• _SHORT TASK_
Find the line containing "Output a JSON", then return it and every line after it through the end of the records, exactly. Leave out pictures.

■ ■ ■ ■ ■ ■ ■

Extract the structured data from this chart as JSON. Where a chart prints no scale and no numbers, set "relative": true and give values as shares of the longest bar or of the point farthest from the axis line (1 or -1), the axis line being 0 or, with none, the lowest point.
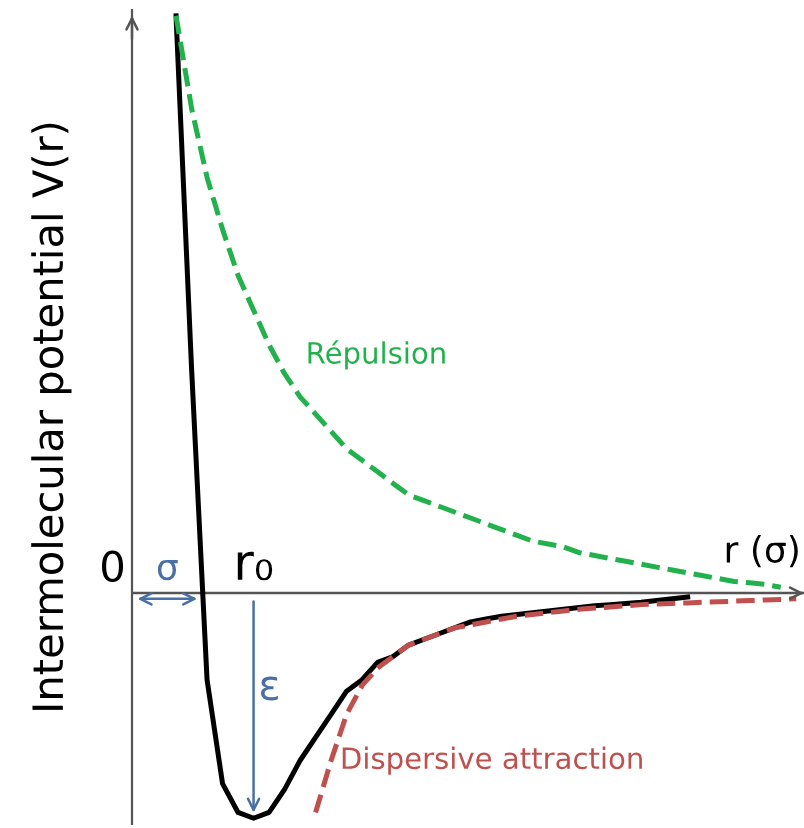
{
  "chart_data": {
    "type": "line",
    "relative": true,
    "xlabel": "r (σ)",
    "ylabel": "Intermolecular potential V(r)",
    "line_style": "solid",
    "marker": "none",
    "annotations": [
      "0",
      "σ",
      "r₀",
      "ε"
    ],
    "categories": [
      null,
      null,
      null,
      null,
      null,
      null,
      null,
      null,
      null,
      null,
      null,
      null,
      null,
      null,
      null,
      null,
      null,
      null,
      null,
      null,
      null,
      null,
      null,
      null,
      null,
      null,
      null,
      null,
      null,
      null,
      null,
      null,
      null,
      null,
      null,
      null,
      null,
      null,
      null,
      null,
      null
    ],
    "series": [
      {
        "color": "#000000",
        "values": [
          1.0,
          0.39,
          -0.15,
          -0.33,
          -0.38,
          -0.39,
          -0.38,
          -0.34,
          -0.29,
          -0.25,
          -0.21,
          -0.17,
          -0.15,
          -0.12,
          -0.11,
          -0.09,
          -0.08,
          -0.07,
          -0.06,
          -0.05,
          -0.045,
          -0.04,
          -0.037,
          -0.034,
          -0.031,
          -0.028,
          -0.025,
          -0.022,
          -0.02,
          -0.018,
          -0.016,
          -0.013,
          -0.01,
          -0.007,
          null,
          null,
          null,
          null,
          null,
          null,
          null
        ]
      },
      {
        "name": "Répulsion",
        "color": "#22b14c",
        "line_style": "dashed",
        "values": [
          1.0,
          0.84,
          0.72,
          0.63,
          0.55,
          0.49,
          0.43,
          0.38,
          0.34,
          0.31,
          0.28,
          0.25,
          0.23,
          0.21,
          0.19,
          0.17,
          0.16,
          0.15,
          0.14,
          0.13,
          0.12,
          0.11,
          0.1,
          0.09,
          0.085,
          0.08,
          0.07,
          0.065,
          0.06,
          0.055,
          0.05,
          0.045,
          0.04,
          0.035,
          0.03,
          0.025,
          0.02,
          0.018,
          0.015,
          0.01,
          null
        ]
      },
      {
        "name": "Dispersive attraction",
        "color": "#c0504d",
        "line_style": "dashed",
        "values": [
          null,
          null,
          null,
          null,
          null,
          null,
          null,
          null,
          null,
          -0.38,
          -0.29,
          -0.21,
          -0.16,
          -0.13,
          -0.11,
          -0.09,
          -0.08,
          -0.07,
          -0.06,
          -0.055,
          -0.05,
          -0.045,
          -0.04,
          -0.037,
          -0.034,
          -0.031,
          -0.028,
          -0.026,
          -0.024,
          -0.022,
          -0.02,
          -0.019,
          -0.018,
          -0.017,
          -0.016,
          -0.015,
          -0.014,
          -0.013,
          -0.012,
          -0.011,
          -0.01
        ]
      }
    ]
  }
}
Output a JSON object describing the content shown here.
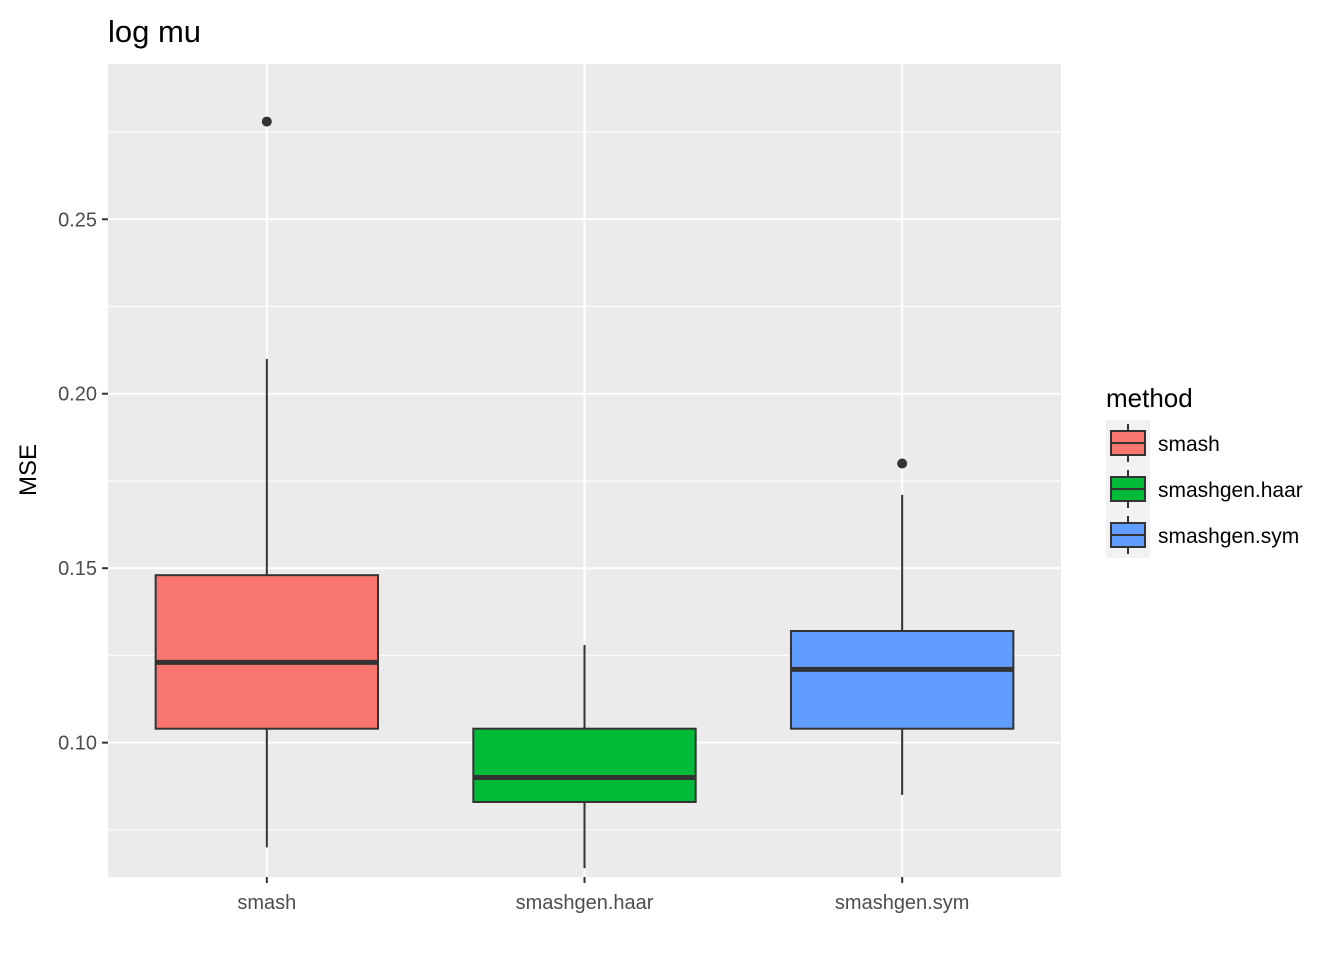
{
  "chart_data": {
    "type": "boxplot",
    "title": "log mu",
    "xlabel": "",
    "ylabel": "MSE",
    "categories": [
      "smash",
      "smashgen.haar",
      "smashgen.sym"
    ],
    "y_ticks": [
      0.1,
      0.15,
      0.2,
      0.25
    ],
    "y_tick_labels": [
      "0.10",
      "0.15",
      "0.20",
      "0.25"
    ],
    "ylim": [
      0.0615,
      0.2945
    ],
    "grid": true,
    "legend": {
      "title": "method",
      "placement": "right",
      "entries": [
        "smash",
        "smashgen.haar",
        "smashgen.sym"
      ]
    },
    "series": [
      {
        "category": "smash",
        "color": "#F8766D",
        "whisker_low": 0.07,
        "q1": 0.104,
        "median": 0.123,
        "q3": 0.148,
        "whisker_high": 0.21,
        "outliers": [
          0.278
        ]
      },
      {
        "category": "smashgen.haar",
        "color": "#00BA38",
        "whisker_low": 0.064,
        "q1": 0.083,
        "median": 0.09,
        "q3": 0.104,
        "whisker_high": 0.128,
        "outliers": []
      },
      {
        "category": "smashgen.sym",
        "color": "#619CFF",
        "whisker_low": 0.085,
        "q1": 0.104,
        "median": 0.121,
        "q3": 0.132,
        "whisker_high": 0.171,
        "outliers": [
          0.18
        ]
      }
    ]
  }
}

■ ■ ■ ■ ■ ■ ■

• _OUTPUT FOR THIS EXERCISE_
Output a JSON object describing the content shown here.
{
  "chart_data": {
    "type": "boxplot",
    "title": "log mu",
    "xlabel": "",
    "ylabel": "MSE",
    "categories": [
      "smash",
      "smashgen.haar",
      "smashgen.sym"
    ],
    "y_ticks": [
      0.1,
      0.15,
      0.2,
      0.25
    ],
    "y_tick_labels": [
      "0.10",
      "0.15",
      "0.20",
      "0.25"
    ],
    "ylim": [
      0.0615,
      0.2945
    ],
    "grid": true,
    "legend": {
      "title": "method",
      "placement": "right",
      "entries": [
        "smash",
        "smashgen.haar",
        "smashgen.sym"
      ]
    },
    "series": [
      {
        "category": "smash",
        "color": "#F8766D",
        "whisker_low": 0.07,
        "q1": 0.104,
        "median": 0.123,
        "q3": 0.148,
        "whisker_high": 0.21,
        "outliers": [
          0.278
        ]
      },
      {
        "category": "smashgen.haar",
        "color": "#00BA38",
        "whisker_low": 0.064,
        "q1": 0.083,
        "median": 0.09,
        "q3": 0.104,
        "whisker_high": 0.128,
        "outliers": []
      },
      {
        "category": "smashgen.sym",
        "color": "#619CFF",
        "whisker_low": 0.085,
        "q1": 0.104,
        "median": 0.121,
        "q3": 0.132,
        "whisker_high": 0.171,
        "outliers": [
          0.18
        ]
      }
    ]
  }
}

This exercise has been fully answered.